■ **AIM OF THE EXERCISE**: Would you quote the material below in full and unchanged?

■ **DATA TO USE**:
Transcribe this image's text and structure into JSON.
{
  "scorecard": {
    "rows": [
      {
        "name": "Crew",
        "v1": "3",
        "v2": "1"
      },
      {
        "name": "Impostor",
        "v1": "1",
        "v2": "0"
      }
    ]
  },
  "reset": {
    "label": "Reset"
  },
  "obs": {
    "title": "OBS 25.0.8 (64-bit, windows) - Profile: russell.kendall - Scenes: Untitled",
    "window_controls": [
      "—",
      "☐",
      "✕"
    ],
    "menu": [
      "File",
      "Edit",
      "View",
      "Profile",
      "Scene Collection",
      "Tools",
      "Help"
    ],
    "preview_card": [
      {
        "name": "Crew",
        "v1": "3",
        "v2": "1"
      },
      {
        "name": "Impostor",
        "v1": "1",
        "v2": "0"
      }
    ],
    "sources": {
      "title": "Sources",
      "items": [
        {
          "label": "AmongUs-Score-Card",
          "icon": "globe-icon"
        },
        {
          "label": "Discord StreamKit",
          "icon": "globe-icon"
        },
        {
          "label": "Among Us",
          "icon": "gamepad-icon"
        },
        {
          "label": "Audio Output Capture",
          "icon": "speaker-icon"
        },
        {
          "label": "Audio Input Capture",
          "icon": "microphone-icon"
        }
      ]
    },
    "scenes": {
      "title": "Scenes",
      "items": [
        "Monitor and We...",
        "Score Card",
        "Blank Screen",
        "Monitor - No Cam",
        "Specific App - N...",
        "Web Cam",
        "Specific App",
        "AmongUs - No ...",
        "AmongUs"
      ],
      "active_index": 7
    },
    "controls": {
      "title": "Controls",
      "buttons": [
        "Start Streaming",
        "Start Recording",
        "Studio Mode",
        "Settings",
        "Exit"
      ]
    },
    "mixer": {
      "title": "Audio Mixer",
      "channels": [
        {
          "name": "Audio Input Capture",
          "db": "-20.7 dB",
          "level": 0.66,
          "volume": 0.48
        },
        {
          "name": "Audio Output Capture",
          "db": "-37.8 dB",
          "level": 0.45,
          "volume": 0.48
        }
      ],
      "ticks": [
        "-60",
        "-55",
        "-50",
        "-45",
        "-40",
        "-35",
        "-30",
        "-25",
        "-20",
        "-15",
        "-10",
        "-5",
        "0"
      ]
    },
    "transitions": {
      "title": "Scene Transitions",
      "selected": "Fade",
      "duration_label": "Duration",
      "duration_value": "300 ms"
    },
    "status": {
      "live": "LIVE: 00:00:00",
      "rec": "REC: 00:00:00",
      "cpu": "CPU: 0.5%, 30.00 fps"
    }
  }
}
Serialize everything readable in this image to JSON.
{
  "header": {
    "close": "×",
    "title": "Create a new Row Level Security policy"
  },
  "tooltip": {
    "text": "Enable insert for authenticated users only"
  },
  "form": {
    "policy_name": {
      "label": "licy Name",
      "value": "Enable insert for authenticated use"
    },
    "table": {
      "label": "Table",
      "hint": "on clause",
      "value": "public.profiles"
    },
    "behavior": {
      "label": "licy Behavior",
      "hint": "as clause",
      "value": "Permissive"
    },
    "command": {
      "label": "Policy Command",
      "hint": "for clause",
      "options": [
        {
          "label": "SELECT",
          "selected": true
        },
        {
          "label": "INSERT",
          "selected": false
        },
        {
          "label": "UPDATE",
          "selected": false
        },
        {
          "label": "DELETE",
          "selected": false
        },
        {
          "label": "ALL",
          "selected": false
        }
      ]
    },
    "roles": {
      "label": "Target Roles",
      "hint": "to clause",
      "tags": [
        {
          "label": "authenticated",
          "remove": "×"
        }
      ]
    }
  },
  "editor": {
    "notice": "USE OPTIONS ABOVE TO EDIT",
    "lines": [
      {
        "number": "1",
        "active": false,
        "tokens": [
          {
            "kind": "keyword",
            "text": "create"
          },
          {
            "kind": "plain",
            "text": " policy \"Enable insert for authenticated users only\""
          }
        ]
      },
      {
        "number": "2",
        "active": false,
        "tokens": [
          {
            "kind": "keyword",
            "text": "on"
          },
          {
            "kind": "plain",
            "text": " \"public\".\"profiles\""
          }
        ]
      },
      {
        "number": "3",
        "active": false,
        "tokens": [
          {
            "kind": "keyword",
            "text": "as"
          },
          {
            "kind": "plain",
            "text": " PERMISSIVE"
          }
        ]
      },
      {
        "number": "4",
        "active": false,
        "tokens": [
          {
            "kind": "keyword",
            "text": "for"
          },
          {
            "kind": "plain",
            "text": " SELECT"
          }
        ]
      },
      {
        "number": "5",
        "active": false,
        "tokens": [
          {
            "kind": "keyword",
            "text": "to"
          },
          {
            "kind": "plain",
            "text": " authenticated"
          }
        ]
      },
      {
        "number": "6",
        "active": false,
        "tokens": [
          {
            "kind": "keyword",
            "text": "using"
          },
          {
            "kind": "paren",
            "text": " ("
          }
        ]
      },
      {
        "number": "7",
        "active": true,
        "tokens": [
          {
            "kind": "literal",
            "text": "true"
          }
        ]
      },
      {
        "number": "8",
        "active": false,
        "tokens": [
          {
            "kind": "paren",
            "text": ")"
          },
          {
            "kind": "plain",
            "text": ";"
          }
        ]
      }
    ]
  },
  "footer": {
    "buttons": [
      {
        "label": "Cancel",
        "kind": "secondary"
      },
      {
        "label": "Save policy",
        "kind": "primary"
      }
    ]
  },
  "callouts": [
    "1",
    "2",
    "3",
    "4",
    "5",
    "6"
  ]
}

■ **ANSWER TO THE TASK**:
Transcribe this image's text and structure into JSON.
{
  "scorecard": {
    "rows": [
      {
        "name": "Crew",
        "v1": "3",
        "v2": "1"
      },
      {
        "name": "Impostor",
        "v1": "1",
        "v2": "0"
      }
    ]
  },
  "reset": {
    "label": "Reset"
  },
  "obs": {
    "title": "OBS 25.0.8 (64-bit, windows) - Profile: russell.kendall - Scenes: Untitled",
    "window_controls": [
      "—",
      "☐",
      "✕"
    ],
    "menu": [
      "File",
      "Edit",
      "View",
      "Profile",
      "Scene Collection",
      "Tools",
      "Help"
    ],
    "preview_card": [
      {
        "name": "Crew",
        "v1": "3",
        "v2": "1"
      },
      {
        "name": "Impostor",
        "v1": "1",
        "v2": "0"
      }
    ],
    "sources": {
      "title": "Sources",
      "items": [
        {
          "label": "AmongUs-Score-Card",
          "icon": "globe-icon"
        },
        {
          "label": "Discord StreamKit",
          "icon": "globe-icon"
        },
        {
          "label": "Among Us",
          "icon": "gamepad-icon"
        },
        {
          "label": "Audio Output Capture",
          "icon": "speaker-icon"
        },
        {
          "label": "Audio Input Capture",
          "icon": "microphone-icon"
        }
      ]
    },
    "scenes": {
      "title": "Scenes",
      "items": [
        "Monitor and We...",
        "Score Card",
        "Blank Screen",
        "Monitor - No Cam",
        "Specific App - N...",
        "Web Cam",
        "Specific App",
        "AmongUs - No ...",
        "AmongUs"
      ],
      "active_index": 7
    },
    "controls": {
      "title": "Controls",
      "buttons": [
        "Start Streaming",
        "Start Recording",
        "Studio Mode",
        "Settings",
        "Exit"
      ]
    },
    "mixer": {
      "title": "Audio Mixer",
      "channels": [
        {
          "name": "Audio Input Capture",
          "db": "-20.7 dB",
          "level": 0.66,
          "volume": 0.48
        },
        {
          "name": "Audio Output Capture",
          "db": "-37.8 dB",
          "level": 0.45,
          "volume": 0.48
        }
      ],
      "ticks": [
        "-60",
        "-55",
        "-50",
        "-45",
        "-40",
        "-35",
        "-30",
        "-25",
        "-20",
        "-15",
        "-10",
        "-5",
        "0"
      ]
    },
    "transitions": {
      "title": "Scene Transitions",
      "selected": "Fade",
      "duration_label": "Duration",
      "duration_value": "300 ms"
    },
    "status": {
      "live": "LIVE: 00:00:00",
      "rec": "REC: 00:00:00",
      "cpu": "CPU: 0.5%, 30.00 fps"
    }
  }
}
Serialize everything readable in this image to JSON.
{
  "header": {
    "close": "×",
    "title": "Create a new Row Level Security policy"
  },
  "tooltip": {
    "text": "Enable insert for authenticated users only"
  },
  "form": {
    "policy_name": {
      "label": "licy Name",
      "value": "Enable insert for authenticated use"
    },
    "table": {
      "label": "Table",
      "hint": "on clause",
      "value": "public.profiles"
    },
    "behavior": {
      "label": "licy Behavior",
      "hint": "as clause",
      "value": "Permissive"
    },
    "command": {
      "label": "Policy Command",
      "hint": "for clause",
      "options": [
        {
          "label": "SELECT",
          "selected": true
        },
        {
          "label": "INSERT",
          "selected": false
        },
        {
          "label": "UPDATE",
          "selected": false
        },
        {
          "label": "DELETE",
          "selected": false
        },
        {
          "label": "ALL",
          "selected": false
        }
      ]
    },
    "roles": {
      "label": "Target Roles",
      "hint": "to clause",
      "tags": [
        {
          "label": "authenticated",
          "remove": "×"
        }
      ]
    }
  },
  "editor": {
    "notice": "USE OPTIONS ABOVE TO EDIT",
    "lines": [
      {
        "number": "1",
        "active": false,
        "tokens": [
          {
            "kind": "keyword",
            "text": "create"
          },
          {
            "kind": "plain",
            "text": " policy \"Enable insert for authenticated users only\""
          }
        ]
      },
      {
        "number": "2",
        "active": false,
        "tokens": [
          {
            "kind": "keyword",
            "text": "on"
          },
          {
            "kind": "plain",
            "text": " \"public\".\"profiles\""
          }
        ]
      },
      {
        "number": "3",
        "active": false,
        "tokens": [
          {
            "kind": "keyword",
            "text": "as"
          },
          {
            "kind": "plain",
            "text": " PERMISSIVE"
          }
        ]
      },
      {
        "number": "4",
        "active": false,
        "tokens": [
          {
            "kind": "keyword",
            "text": "for"
          },
          {
            "kind": "plain",
            "text": " SELECT"
          }
        ]
      },
      {
        "number": "5",
        "active": false,
        "tokens": [
          {
            "kind": "keyword",
            "text": "to"
          },
          {
            "kind": "plain",
            "text": " authenticated"
          }
        ]
      },
      {
        "number": "6",
        "active": false,
        "tokens": [
          {
            "kind": "keyword",
            "text": "using"
          },
          {
            "kind": "paren",
            "text": " ("
          }
        ]
      },
      {
        "number": "7",
        "active": true,
        "tokens": [
          {
            "kind": "literal",
            "text": "true"
          }
        ]
      },
      {
        "number": "8",
        "active": false,
        "tokens": [
          {
            "kind": "paren",
            "text": ")"
          },
          {
            "kind": "plain",
            "text": ";"
          }
        ]
      }
    ]
  },
  "footer": {
    "buttons": [
      {
        "label": "Cancel",
        "kind": "secondary"
      },
      {
        "label": "Save policy",
        "kind": "primary"
      }
    ]
  },
  "callouts": [
    "1",
    "2",
    "3",
    "4",
    "5",
    "6"
  ]
}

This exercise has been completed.